Could you copy the material below word for word, keeping every line intact and in the same order?
──────
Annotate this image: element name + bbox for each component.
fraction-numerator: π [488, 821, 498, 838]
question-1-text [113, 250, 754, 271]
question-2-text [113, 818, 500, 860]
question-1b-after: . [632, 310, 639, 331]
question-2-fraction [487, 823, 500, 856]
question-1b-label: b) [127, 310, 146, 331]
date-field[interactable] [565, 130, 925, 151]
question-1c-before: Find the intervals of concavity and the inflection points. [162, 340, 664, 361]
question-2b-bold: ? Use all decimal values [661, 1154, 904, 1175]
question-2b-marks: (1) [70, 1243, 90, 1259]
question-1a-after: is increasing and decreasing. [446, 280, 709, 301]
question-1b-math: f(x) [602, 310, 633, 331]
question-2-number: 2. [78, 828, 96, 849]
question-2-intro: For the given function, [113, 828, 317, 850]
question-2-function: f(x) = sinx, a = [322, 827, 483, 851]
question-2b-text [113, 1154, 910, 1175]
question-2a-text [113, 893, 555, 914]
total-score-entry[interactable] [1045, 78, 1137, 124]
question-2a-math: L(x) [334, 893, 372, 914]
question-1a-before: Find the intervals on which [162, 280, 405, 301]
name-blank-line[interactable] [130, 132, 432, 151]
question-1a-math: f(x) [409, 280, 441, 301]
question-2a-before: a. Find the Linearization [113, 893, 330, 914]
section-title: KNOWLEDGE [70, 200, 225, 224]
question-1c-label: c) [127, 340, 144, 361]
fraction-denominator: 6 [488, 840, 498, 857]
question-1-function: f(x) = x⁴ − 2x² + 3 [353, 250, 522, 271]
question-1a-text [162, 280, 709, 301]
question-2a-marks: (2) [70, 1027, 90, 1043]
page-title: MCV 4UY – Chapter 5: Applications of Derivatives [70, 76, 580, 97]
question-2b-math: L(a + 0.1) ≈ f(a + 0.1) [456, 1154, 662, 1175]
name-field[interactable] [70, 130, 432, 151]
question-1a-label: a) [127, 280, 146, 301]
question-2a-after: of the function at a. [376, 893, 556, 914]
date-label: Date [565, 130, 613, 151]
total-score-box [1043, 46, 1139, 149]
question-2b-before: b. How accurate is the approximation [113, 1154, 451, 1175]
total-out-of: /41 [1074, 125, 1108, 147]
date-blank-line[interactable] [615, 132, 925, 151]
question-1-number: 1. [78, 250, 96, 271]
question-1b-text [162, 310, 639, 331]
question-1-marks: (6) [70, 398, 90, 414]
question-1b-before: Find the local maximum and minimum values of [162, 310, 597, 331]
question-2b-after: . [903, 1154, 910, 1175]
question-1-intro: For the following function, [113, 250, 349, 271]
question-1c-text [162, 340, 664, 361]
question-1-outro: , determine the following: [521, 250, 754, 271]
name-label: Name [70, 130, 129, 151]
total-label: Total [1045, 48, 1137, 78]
──────
▶ FULL SOLUTION:
Annotate this image: element name + bbox for each component.
fraction-numerator: π [488, 821, 498, 838]
question-1-text [113, 250, 754, 271]
question-2-text [113, 818, 500, 860]
question-1b-after: . [632, 310, 639, 331]
question-2-fraction [487, 823, 500, 856]
question-1b-label: b) [127, 310, 146, 331]
date-field[interactable] [565, 130, 925, 151]
question-1c-before: Find the intervals of concavity and the inflection points. [162, 340, 664, 361]
question-2b-bold: ? Use all decimal values [661, 1154, 904, 1175]
question-2b-marks: (1) [70, 1243, 90, 1259]
question-1a-after: is increasing and decreasing. [446, 280, 709, 301]
question-1b-math: f(x) [602, 310, 633, 331]
question-2-number: 2. [78, 828, 96, 849]
question-2-intro: For the given function, [113, 828, 317, 850]
question-2-function: f(x) = sinx, a = [322, 827, 483, 851]
question-2b-text [113, 1154, 910, 1175]
question-2a-text [113, 893, 555, 914]
total-score-entry[interactable] [1045, 78, 1137, 124]
question-2a-math: L(x) [334, 893, 372, 914]
question-1a-before: Find the intervals on which [162, 280, 405, 301]
name-blank-line[interactable] [130, 132, 432, 151]
question-1a-math: f(x) [409, 280, 441, 301]
question-2a-before: a. Find the Linearization [113, 893, 330, 914]
section-title: KNOWLEDGE [70, 200, 225, 224]
question-1c-label: c) [127, 340, 144, 361]
fraction-denominator: 6 [488, 840, 498, 857]
question-1-function: f(x) = x⁴ − 2x² + 3 [353, 250, 522, 271]
question-1a-text [162, 280, 709, 301]
question-2a-marks: (2) [70, 1027, 90, 1043]
page-title: MCV 4UY – Chapter 5: Applications of Derivatives [70, 76, 580, 97]
question-2b-math: L(a + 0.1) ≈ f(a + 0.1) [456, 1154, 662, 1175]
name-field[interactable] [70, 130, 432, 151]
question-1a-label: a) [127, 280, 146, 301]
question-2a-after: of the function at a. [376, 893, 556, 914]
date-label: Date [565, 130, 613, 151]
total-score-box [1043, 46, 1139, 149]
question-2b-before: b. How accurate is the approximation [113, 1154, 451, 1175]
total-out-of: /41 [1074, 125, 1108, 147]
date-blank-line[interactable] [615, 132, 925, 151]
question-1-number: 1. [78, 250, 96, 271]
question-1b-text [162, 310, 639, 331]
question-1-marks: (6) [70, 398, 90, 414]
question-1b-before: Find the local maximum and minimum values of [162, 310, 597, 331]
question-2b-after: . [903, 1154, 910, 1175]
question-1-intro: For the following function, [113, 250, 349, 271]
question-1c-text [162, 340, 664, 361]
question-1-outro: , determine the following: [521, 250, 754, 271]
name-label: Name [70, 130, 129, 151]
total-label: Total [1045, 48, 1137, 78]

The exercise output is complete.